(Dataset items)
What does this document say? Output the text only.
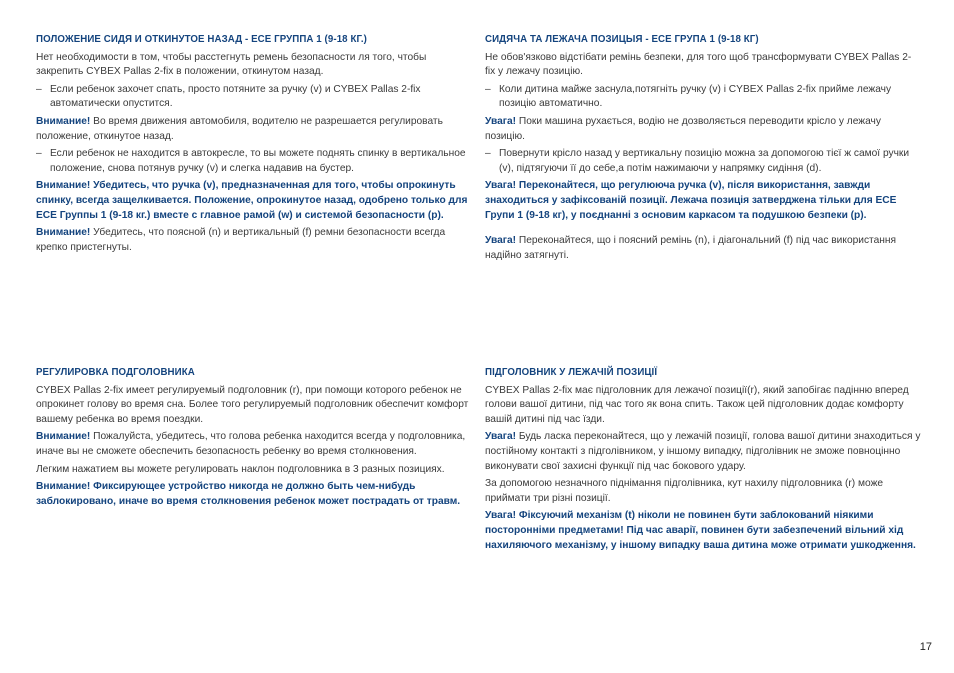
ПОЛОЖЕНИЕ СИДЯ И ОТКИНУТОЕ НАЗАД - ECE ГРУППА 1 (9-18 КГ.)

Нет необходимости в том, чтобы расстегнуть ремень безопасности ля того, чтобы закрепить CYBEX Pallas 2-fix в положении, откинутом назад.

– Если ребенок захочет спать, просто потяните за ручку (v) и CYBEX Pallas 2-fix автоматически опустится.

Внимание! Во время движения автомобиля, водителю не разрешается регулировать положение, откинутое назад.

– Если ребенок не находится в автокресле, то вы можете поднять спинку в вертикальное положение, снова потянув ручку (v) и слегка надавив на бустер.

Внимание! Убедитесь, что ручка (v), предназначенная для того, чтобы опрокинуть спинку, всегда защелкивается. Положение, опрокинутое назад, одобрено только для ECE Группы 1 (9-18 кг.) вместе с главное рамой (w) и системой безопасности (p).

Внимание! Убедитесь, что поясной (n) и вертикальный (f) ремни безопасности всегда крепко пристегнуты.

СИДЯЧА ТА ЛЕЖАЧА ПОЗИЦЫЯ - ECE ГРУПА 1 (9-18 КГ)

Не обов'язково відстібати ремінь безпеки, для того щоб трансформувати CYBEX Pallas 2-fix у лежачу позицію.

– Коли дитина майже заснула,потягніть ручку (v) і CYBEX Pallas 2-fix прийме лежачу позицію автоматично.

Увага! Поки машина рухається, водію не дозволяється переводити крісло у лежачу позицію.

– Повернути крісло назад у вертикальну позицію можна за допомогою тієї ж самої ручки (v), підтягуючи її до себе,а потім нажимаючи у напрямку сидіння (d).

Увага! Переконайтеся, що регулююча ручка (v), після використання, завжди знаходиться у зафіксованій позиції. Лежача позиція затверджена тільки для ECE Групи 1 (9-18 кг), у поєднанні з основим каркасом та подушкою безпеки (p).

Увага! Переконайтеся, що і поясний ремінь (n), і діагональний (f) під час використання надійно затягнуті.

РЕГУЛИРОВКА ПОДГОЛОВНИКА

CYBEX Pallas 2-fix имеет регулируемый подголовник (r), при помощи которого ребенок не опрокинет голову во время сна. Более того регулируемый подголовник обеспечит комфорт вашему ребенка во время поездки.

Внимание! Пожалуйста, убедитесь, что голова ребенка находится всегда у подголовника, иначе вы не сможете обеспечить безопасность ребенку во время столкновения.

Легким нажатием вы можете регулировать наклон подголовника в 3 разных позициях.

Внимание! Фиксирующее устройство никогда не должно быть чем-нибудь заблокировано, иначе во время столкновения ребенок может пострадать от травм.

ПІДГОЛОВНИК У ЛЕЖАЧІЙ ПОЗИЦІЇ

CYBEX Pallas 2-fix має підголовник для лежачої позиції(r), який запобігає падінню вперед голови вашої дитини, під час того як вона спить. Також цей підголовник додає комфорту вашій дитині під час їзди.

Увага! Будь ласка переконайтеся, що у лежачій позиції, голова вашої дитини знаходиться у постійному контакті з підголівником, у іншому випадку, підголівник не зможе повноцінно виконувати свої захисні функції під час бокового удару.

За допомогою незначного піднімання підголівника, кут нахилу підголовника (r) може приймати три різні позиції.

Увага! Фіксуючий механізм (t) ніколи не повинен бути заблокований ніякими посторонніми предметами! Під час аварії, повинен бути забезпечений вільний хід нахиляючого механізму, у іншому випадку ваша дитина може отримати ушкодження.

17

EXERCISE AIM >> Transcribe the material as is, with images omitted.

FULL SOLUTION >>
What does this document say? Output the text only.
ПОЛОЖЕНИЕ СИДЯ И ОТКИНУТОЕ НАЗАД - ECE ГРУППА 1 (9-18 КГ.)

Нет необходимости в том, чтобы расстегнуть ремень безопасности ля того, чтобы закрепить CYBEX Pallas 2-fix в положении, откинутом назад.

– Если ребенок захочет спать, просто потяните за ручку (v) и CYBEX Pallas 2-fix автоматически опустится.

Внимание! Во время движения автомобиля, водителю не разрешается регулировать положение, откинутое назад.

– Если ребенок не находится в автокресле, то вы можете поднять спинку в вертикальное положение, снова потянув ручку (v) и слегка надавив на бустер.

Внимание! Убедитесь, что ручка (v), предназначенная для того, чтобы опрокинуть спинку, всегда защелкивается. Положение, опрокинутое назад, одобрено только для ECE Группы 1 (9-18 кг.) вместе с главное рамой (w) и системой безопасности (p).

Внимание! Убедитесь, что поясной (n) и вертикальный (f) ремни безопасности всегда крепко пристегнуты.

СИДЯЧА ТА ЛЕЖАЧА ПОЗИЦЫЯ - ECE ГРУПА 1 (9-18 КГ)

Не обов'язково відстібати ремінь безпеки, для того щоб трансформувати CYBEX Pallas 2-fix у лежачу позицію.

– Коли дитина майже заснула,потягніть ручку (v) і CYBEX Pallas 2-fix прийме лежачу позицію автоматично.

Увага! Поки машина рухається, водію не дозволяється переводити крісло у лежачу позицію.

– Повернути крісло назад у вертикальну позицію можна за допомогою тієї ж самої ручки (v), підтягуючи її до себе,а потім нажимаючи у напрямку сидіння (d).

Увага! Переконайтеся, що регулююча ручка (v), після використання, завжди знаходиться у зафіксованій позиції. Лежача позиція затверджена тільки для ECE Групи 1 (9-18 кг), у поєднанні з основим каркасом та подушкою безпеки (p).

Увага! Переконайтеся, що і поясний ремінь (n), і діагональний (f) під час використання надійно затягнуті.

РЕГУЛИРОВКА ПОДГОЛОВНИКА

CYBEX Pallas 2-fix имеет регулируемый подголовник (r), при помощи которого ребенок не опрокинет голову во время сна. Более того регулируемый подголовник обеспечит комфорт вашему ребенка во время поездки.

Внимание! Пожалуйста, убедитесь, что голова ребенка находится всегда у подголовника, иначе вы не сможете обеспечить безопасность ребенку во время столкновения.

Легким нажатием вы можете регулировать наклон подголовника в 3 разных позициях.

Внимание! Фиксирующее устройство никогда не должно быть чем-нибудь заблокировано, иначе во время столкновения ребенок может пострадать от травм.

ПІДГОЛОВНИК У ЛЕЖАЧІЙ ПОЗИЦІЇ

CYBEX Pallas 2-fix має підголовник для лежачої позиції(r), який запобігає падінню вперед голови вашої дитини, під час того як вона спить. Також цей підголовник додає комфорту вашій дитині під час їзди.

Увага! Будь ласка переконайтеся, що у лежачій позиції, голова вашої дитини знаходиться у постійному контакті з підголівником, у іншому випадку, підголівник не зможе повноцінно виконувати свої захисні функції під час бокового удару.

За допомогою незначного піднімання підголівника, кут нахилу підголовника (r) може приймати три різні позиції.

Увага! Фіксуючий механізм (t) ніколи не повинен бути заблокований ніякими посторонніми предметами! Під час аварії, повинен бути забезпечений вільний хід нахиляючого механізму, у іншому випадку ваша дитина може отримати ушкодження.

17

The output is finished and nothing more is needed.